▶ _MATERIAL SUPPLIED_:
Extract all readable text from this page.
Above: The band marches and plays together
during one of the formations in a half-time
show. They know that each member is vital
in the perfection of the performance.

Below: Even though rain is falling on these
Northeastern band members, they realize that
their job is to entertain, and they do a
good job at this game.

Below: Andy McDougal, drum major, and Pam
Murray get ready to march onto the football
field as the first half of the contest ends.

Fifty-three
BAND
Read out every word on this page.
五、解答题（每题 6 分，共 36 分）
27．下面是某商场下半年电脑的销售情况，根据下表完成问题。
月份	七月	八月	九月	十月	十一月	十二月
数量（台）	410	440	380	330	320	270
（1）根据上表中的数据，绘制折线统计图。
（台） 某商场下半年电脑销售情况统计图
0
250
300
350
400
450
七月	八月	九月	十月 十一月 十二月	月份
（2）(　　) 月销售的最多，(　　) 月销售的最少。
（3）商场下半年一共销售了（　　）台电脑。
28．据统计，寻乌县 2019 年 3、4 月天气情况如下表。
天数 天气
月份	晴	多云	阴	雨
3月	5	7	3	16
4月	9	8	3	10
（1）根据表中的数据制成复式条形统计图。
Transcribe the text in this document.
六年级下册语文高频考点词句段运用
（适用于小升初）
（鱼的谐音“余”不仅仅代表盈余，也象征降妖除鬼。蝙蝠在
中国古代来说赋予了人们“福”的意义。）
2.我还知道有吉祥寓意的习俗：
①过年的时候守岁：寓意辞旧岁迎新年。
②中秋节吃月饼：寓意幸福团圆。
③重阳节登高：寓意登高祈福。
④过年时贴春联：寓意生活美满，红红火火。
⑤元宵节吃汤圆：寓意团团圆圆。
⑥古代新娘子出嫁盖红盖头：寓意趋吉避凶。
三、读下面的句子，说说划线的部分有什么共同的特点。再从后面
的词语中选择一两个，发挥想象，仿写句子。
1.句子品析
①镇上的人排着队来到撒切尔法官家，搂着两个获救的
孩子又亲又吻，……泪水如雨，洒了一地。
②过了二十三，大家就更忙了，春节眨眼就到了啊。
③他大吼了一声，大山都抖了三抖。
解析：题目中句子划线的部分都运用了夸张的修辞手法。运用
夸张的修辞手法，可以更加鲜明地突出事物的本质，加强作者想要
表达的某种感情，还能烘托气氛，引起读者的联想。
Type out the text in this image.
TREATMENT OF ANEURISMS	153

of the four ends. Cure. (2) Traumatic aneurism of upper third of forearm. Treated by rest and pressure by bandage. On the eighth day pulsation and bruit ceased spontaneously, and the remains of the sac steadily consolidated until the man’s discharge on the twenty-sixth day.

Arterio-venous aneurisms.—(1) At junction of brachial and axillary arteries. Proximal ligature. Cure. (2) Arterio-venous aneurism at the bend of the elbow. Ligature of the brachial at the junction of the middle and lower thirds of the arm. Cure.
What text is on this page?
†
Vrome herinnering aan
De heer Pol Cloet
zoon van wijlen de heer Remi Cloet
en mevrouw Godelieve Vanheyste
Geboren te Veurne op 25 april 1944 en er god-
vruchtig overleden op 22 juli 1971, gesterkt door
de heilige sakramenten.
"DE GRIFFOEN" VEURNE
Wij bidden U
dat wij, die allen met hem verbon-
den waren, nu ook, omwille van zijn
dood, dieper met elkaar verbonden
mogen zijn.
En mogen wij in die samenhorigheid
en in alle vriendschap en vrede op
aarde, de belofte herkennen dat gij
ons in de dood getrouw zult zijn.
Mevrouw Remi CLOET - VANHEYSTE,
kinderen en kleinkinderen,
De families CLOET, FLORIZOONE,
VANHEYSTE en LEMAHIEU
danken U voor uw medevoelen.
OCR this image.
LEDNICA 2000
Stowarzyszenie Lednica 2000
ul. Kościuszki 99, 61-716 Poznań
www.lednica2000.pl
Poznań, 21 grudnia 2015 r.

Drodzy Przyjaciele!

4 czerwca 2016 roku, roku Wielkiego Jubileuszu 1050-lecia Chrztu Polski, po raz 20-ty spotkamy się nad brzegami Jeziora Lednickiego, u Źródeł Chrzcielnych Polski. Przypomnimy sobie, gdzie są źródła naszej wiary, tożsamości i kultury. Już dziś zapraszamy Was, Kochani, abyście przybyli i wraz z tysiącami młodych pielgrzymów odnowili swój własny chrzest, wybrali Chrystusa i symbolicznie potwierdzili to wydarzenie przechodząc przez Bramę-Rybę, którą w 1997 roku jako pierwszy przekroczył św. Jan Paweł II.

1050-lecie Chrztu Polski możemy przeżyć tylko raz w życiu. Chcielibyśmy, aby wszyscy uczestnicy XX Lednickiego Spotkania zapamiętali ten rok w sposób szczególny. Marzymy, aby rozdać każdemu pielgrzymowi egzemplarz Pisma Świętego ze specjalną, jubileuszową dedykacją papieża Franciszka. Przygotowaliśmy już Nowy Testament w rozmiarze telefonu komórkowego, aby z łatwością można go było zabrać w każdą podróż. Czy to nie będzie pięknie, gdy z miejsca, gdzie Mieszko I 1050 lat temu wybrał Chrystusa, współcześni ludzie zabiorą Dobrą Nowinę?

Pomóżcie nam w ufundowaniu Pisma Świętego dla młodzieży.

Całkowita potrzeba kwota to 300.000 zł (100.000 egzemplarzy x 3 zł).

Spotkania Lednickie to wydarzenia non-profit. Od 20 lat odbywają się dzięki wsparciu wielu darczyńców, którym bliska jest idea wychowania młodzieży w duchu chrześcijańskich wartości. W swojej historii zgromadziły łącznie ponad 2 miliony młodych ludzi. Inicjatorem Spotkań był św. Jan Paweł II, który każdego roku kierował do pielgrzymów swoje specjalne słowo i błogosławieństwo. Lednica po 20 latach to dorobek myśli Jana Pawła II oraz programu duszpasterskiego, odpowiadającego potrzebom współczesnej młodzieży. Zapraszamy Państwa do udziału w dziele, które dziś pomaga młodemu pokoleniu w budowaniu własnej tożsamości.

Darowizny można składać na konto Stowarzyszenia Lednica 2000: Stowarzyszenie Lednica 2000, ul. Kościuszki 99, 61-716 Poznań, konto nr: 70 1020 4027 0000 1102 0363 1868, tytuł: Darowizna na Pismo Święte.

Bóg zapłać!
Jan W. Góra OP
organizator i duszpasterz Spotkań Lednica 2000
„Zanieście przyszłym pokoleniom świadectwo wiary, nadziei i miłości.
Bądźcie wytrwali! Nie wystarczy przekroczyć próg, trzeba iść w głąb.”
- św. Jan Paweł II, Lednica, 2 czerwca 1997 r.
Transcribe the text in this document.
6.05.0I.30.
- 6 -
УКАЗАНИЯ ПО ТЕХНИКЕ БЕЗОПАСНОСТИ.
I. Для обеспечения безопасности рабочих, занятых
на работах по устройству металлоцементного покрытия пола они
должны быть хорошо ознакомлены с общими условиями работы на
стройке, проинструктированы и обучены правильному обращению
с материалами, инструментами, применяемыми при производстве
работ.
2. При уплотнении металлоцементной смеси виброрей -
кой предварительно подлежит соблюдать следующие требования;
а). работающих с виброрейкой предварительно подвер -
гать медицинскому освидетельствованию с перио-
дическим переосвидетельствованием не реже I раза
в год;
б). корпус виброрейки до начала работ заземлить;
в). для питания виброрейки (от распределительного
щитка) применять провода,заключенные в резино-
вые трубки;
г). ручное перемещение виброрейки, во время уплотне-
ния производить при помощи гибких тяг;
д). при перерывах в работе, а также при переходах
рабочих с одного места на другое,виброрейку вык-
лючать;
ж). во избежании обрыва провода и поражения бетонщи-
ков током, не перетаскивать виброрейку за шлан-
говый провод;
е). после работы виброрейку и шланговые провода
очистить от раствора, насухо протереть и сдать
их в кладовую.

▶ _YOUR GOAL_: Produce an exact copy of the whole listing.

▶ _EXERCISE OUTPUT_:
Extract all readable text from this page.
Above: The band marches and plays together
during one of the formations in a half-time
show. They know that each member is vital
in the perfection of the performance.

Below: Even though rain is falling on these
Northeastern band members, they realize that
their job is to entertain, and they do a
good job at this game.

Below: Andy McDougal, drum major, and Pam
Murray get ready to march onto the football
field as the first half of the contest ends.

Fifty-three
BAND
Read out every word on this page.
五、解答题（每题 6 分，共 36 分）
27．下面是某商场下半年电脑的销售情况，根据下表完成问题。
月份	七月	八月	九月	十月	十一月	十二月
数量（台）	410	440	380	330	320	270
（1）根据上表中的数据，绘制折线统计图。
（台） 某商场下半年电脑销售情况统计图
0
250
300
350
400
450
七月	八月	九月	十月 十一月 十二月	月份
（2）(　　) 月销售的最多，(　　) 月销售的最少。
（3）商场下半年一共销售了（　　）台电脑。
28．据统计，寻乌县 2019 年 3、4 月天气情况如下表。
天数 天气
月份	晴	多云	阴	雨
3月	5	7	3	16
4月	9	8	3	10
（1）根据表中的数据制成复式条形统计图。
Transcribe the text in this document.
六年级下册语文高频考点词句段运用
（适用于小升初）
（鱼的谐音“余”不仅仅代表盈余，也象征降妖除鬼。蝙蝠在
中国古代来说赋予了人们“福”的意义。）
2.我还知道有吉祥寓意的习俗：
①过年的时候守岁：寓意辞旧岁迎新年。
②中秋节吃月饼：寓意幸福团圆。
③重阳节登高：寓意登高祈福。
④过年时贴春联：寓意生活美满，红红火火。
⑤元宵节吃汤圆：寓意团团圆圆。
⑥古代新娘子出嫁盖红盖头：寓意趋吉避凶。
三、读下面的句子，说说划线的部分有什么共同的特点。再从后面
的词语中选择一两个，发挥想象，仿写句子。
1.句子品析
①镇上的人排着队来到撒切尔法官家，搂着两个获救的
孩子又亲又吻，……泪水如雨，洒了一地。
②过了二十三，大家就更忙了，春节眨眼就到了啊。
③他大吼了一声，大山都抖了三抖。
解析：题目中句子划线的部分都运用了夸张的修辞手法。运用
夸张的修辞手法，可以更加鲜明地突出事物的本质，加强作者想要
表达的某种感情，还能烘托气氛，引起读者的联想。
Type out the text in this image.
TREATMENT OF ANEURISMS	153

of the four ends. Cure. (2) Traumatic aneurism of upper third of forearm. Treated by rest and pressure by bandage. On the eighth day pulsation and bruit ceased spontaneously, and the remains of the sac steadily consolidated until the man’s discharge on the twenty-sixth day.

Arterio-venous aneurisms.—(1) At junction of brachial and axillary arteries. Proximal ligature. Cure. (2) Arterio-venous aneurism at the bend of the elbow. Ligature of the brachial at the junction of the middle and lower thirds of the arm. Cure.
What text is on this page?
†
Vrome herinnering aan
De heer Pol Cloet
zoon van wijlen de heer Remi Cloet
en mevrouw Godelieve Vanheyste
Geboren te Veurne op 25 april 1944 en er god-
vruchtig overleden op 22 juli 1971, gesterkt door
de heilige sakramenten.
"DE GRIFFOEN" VEURNE
Wij bidden U
dat wij, die allen met hem verbon-
den waren, nu ook, omwille van zijn
dood, dieper met elkaar verbonden
mogen zijn.
En mogen wij in die samenhorigheid
en in alle vriendschap en vrede op
aarde, de belofte herkennen dat gij
ons in de dood getrouw zult zijn.
Mevrouw Remi CLOET - VANHEYSTE,
kinderen en kleinkinderen,
De families CLOET, FLORIZOONE,
VANHEYSTE en LEMAHIEU
danken U voor uw medevoelen.
OCR this image.
LEDNICA 2000
Stowarzyszenie Lednica 2000
ul. Kościuszki 99, 61-716 Poznań
www.lednica2000.pl
Poznań, 21 grudnia 2015 r.

Drodzy Przyjaciele!

4 czerwca 2016 roku, roku Wielkiego Jubileuszu 1050-lecia Chrztu Polski, po raz 20-ty spotkamy się nad brzegami Jeziora Lednickiego, u Źródeł Chrzcielnych Polski. Przypomnimy sobie, gdzie są źródła naszej wiary, tożsamości i kultury. Już dziś zapraszamy Was, Kochani, abyście przybyli i wraz z tysiącami młodych pielgrzymów odnowili swój własny chrzest, wybrali Chrystusa i symbolicznie potwierdzili to wydarzenie przechodząc przez Bramę-Rybę, którą w 1997 roku jako pierwszy przekroczył św. Jan Paweł II.

1050-lecie Chrztu Polski możemy przeżyć tylko raz w życiu. Chcielibyśmy, aby wszyscy uczestnicy XX Lednickiego Spotkania zapamiętali ten rok w sposób szczególny. Marzymy, aby rozdać każdemu pielgrzymowi egzemplarz Pisma Świętego ze specjalną, jubileuszową dedykacją papieża Franciszka. Przygotowaliśmy już Nowy Testament w rozmiarze telefonu komórkowego, aby z łatwością można go było zabrać w każdą podróż. Czy to nie będzie pięknie, gdy z miejsca, gdzie Mieszko I 1050 lat temu wybrał Chrystusa, współcześni ludzie zabiorą Dobrą Nowinę?

Pomóżcie nam w ufundowaniu Pisma Świętego dla młodzieży.

Całkowita potrzeba kwota to 300.000 zł (100.000 egzemplarzy x 3 zł).

Spotkania Lednickie to wydarzenia non-profit. Od 20 lat odbywają się dzięki wsparciu wielu darczyńców, którym bliska jest idea wychowania młodzieży w duchu chrześcijańskich wartości. W swojej historii zgromadziły łącznie ponad 2 miliony młodych ludzi. Inicjatorem Spotkań był św. Jan Paweł II, który każdego roku kierował do pielgrzymów swoje specjalne słowo i błogosławieństwo. Lednica po 20 latach to dorobek myśli Jana Pawła II oraz programu duszpasterskiego, odpowiadającego potrzebom współczesnej młodzieży. Zapraszamy Państwa do udziału w dziele, które dziś pomaga młodemu pokoleniu w budowaniu własnej tożsamości.

Darowizny można składać na konto Stowarzyszenia Lednica 2000: Stowarzyszenie Lednica 2000, ul. Kościuszki 99, 61-716 Poznań, konto nr: 70 1020 4027 0000 1102 0363 1868, tytuł: Darowizna na Pismo Święte.

Bóg zapłać!
Jan W. Góra OP
organizator i duszpasterz Spotkań Lednica 2000
„Zanieście przyszłym pokoleniom świadectwo wiary, nadziei i miłości.
Bądźcie wytrwali! Nie wystarczy przekroczyć próg, trzeba iść w głąb.”
- św. Jan Paweł II, Lednica, 2 czerwca 1997 r.
Transcribe the text in this document.
6.05.0I.30.
- 6 -
УКАЗАНИЯ ПО ТЕХНИКЕ БЕЗОПАСНОСТИ.
I. Для обеспечения безопасности рабочих, занятых
на работах по устройству металлоцементного покрытия пола они
должны быть хорошо ознакомлены с общими условиями работы на
стройке, проинструктированы и обучены правильному обращению
с материалами, инструментами, применяемыми при производстве
работ.
2. При уплотнении металлоцементной смеси виброрей -
кой предварительно подлежит соблюдать следующие требования;
а). работающих с виброрейкой предварительно подвер -
гать медицинскому освидетельствованию с перио-
дическим переосвидетельствованием не реже I раза
в год;
б). корпус виброрейки до начала работ заземлить;
в). для питания виброрейки (от распределительного
щитка) применять провода,заключенные в резино-
вые трубки;
г). ручное перемещение виброрейки, во время уплотне-
ния производить при помощи гибких тяг;
д). при перерывах в работе, а также при переходах
рабочих с одного места на другое,виброрейку вык-
лючать;
ж). во избежании обрыва провода и поражения бетонщи-
ков током, не перетаскивать виброрейку за шлан-
говый провод;
е). после работы виброрейку и шланговые провода
очистить от раствора, насухо протереть и сдать
их в кладовую.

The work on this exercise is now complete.